MATERIAL:
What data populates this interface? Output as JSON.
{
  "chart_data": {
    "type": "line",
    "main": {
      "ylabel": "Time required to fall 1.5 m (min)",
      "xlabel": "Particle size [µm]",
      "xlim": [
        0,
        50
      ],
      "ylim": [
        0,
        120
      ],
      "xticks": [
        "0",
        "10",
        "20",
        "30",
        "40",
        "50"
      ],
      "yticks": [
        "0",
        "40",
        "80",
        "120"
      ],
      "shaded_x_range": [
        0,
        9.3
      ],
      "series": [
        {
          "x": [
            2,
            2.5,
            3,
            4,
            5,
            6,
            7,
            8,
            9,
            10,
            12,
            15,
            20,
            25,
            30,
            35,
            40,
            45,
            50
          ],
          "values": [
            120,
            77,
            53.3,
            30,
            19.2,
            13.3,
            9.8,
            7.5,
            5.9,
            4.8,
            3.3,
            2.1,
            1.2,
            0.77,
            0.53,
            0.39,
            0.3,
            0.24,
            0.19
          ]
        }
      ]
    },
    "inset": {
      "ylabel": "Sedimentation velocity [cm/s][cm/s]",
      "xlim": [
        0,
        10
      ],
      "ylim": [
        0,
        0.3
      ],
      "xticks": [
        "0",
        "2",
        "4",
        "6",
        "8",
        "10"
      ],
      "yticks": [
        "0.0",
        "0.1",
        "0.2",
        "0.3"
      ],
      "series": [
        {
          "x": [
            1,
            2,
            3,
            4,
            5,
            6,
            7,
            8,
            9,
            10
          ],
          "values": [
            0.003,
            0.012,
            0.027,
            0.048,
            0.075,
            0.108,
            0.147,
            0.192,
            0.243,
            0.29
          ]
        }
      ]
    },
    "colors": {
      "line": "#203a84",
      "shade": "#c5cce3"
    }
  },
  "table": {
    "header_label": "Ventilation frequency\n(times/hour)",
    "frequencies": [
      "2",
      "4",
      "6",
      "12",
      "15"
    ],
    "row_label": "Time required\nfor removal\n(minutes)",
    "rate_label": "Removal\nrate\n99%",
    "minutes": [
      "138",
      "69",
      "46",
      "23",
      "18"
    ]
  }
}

DO THIS:
Take the lines above and retype all of them exactly.

CORRECT OUTPUT:
What data populates this interface? Output as JSON.
{
  "chart_data": {
    "type": "line",
    "main": {
      "ylabel": "Time required to fall 1.5 m (min)",
      "xlabel": "Particle size [µm]",
      "xlim": [
        0,
        50
      ],
      "ylim": [
        0,
        120
      ],
      "xticks": [
        "0",
        "10",
        "20",
        "30",
        "40",
        "50"
      ],
      "yticks": [
        "0",
        "40",
        "80",
        "120"
      ],
      "shaded_x_range": [
        0,
        9.3
      ],
      "series": [
        {
          "x": [
            2,
            2.5,
            3,
            4,
            5,
            6,
            7,
            8,
            9,
            10,
            12,
            15,
            20,
            25,
            30,
            35,
            40,
            45,
            50
          ],
          "values": [
            120,
            77,
            53.3,
            30,
            19.2,
            13.3,
            9.8,
            7.5,
            5.9,
            4.8,
            3.3,
            2.1,
            1.2,
            0.77,
            0.53,
            0.39,
            0.3,
            0.24,
            0.19
          ]
        }
      ]
    },
    "inset": {
      "ylabel": "Sedimentation velocity [cm/s][cm/s]",
      "xlim": [
        0,
        10
      ],
      "ylim": [
        0,
        0.3
      ],
      "xticks": [
        "0",
        "2",
        "4",
        "6",
        "8",
        "10"
      ],
      "yticks": [
        "0.0",
        "0.1",
        "0.2",
        "0.3"
      ],
      "series": [
        {
          "x": [
            1,
            2,
            3,
            4,
            5,
            6,
            7,
            8,
            9,
            10
          ],
          "values": [
            0.003,
            0.012,
            0.027,
            0.048,
            0.075,
            0.108,
            0.147,
            0.192,
            0.243,
            0.29
          ]
        }
      ]
    },
    "colors": {
      "line": "#203a84",
      "shade": "#c5cce3"
    }
  },
  "table": {
    "header_label": "Ventilation frequency\n(times/hour)",
    "frequencies": [
      "2",
      "4",
      "6",
      "12",
      "15"
    ],
    "row_label": "Time required\nfor removal\n(minutes)",
    "rate_label": "Removal\nrate\n99%",
    "minutes": [
      "138",
      "69",
      "46",
      "23",
      "18"
    ]
  }
}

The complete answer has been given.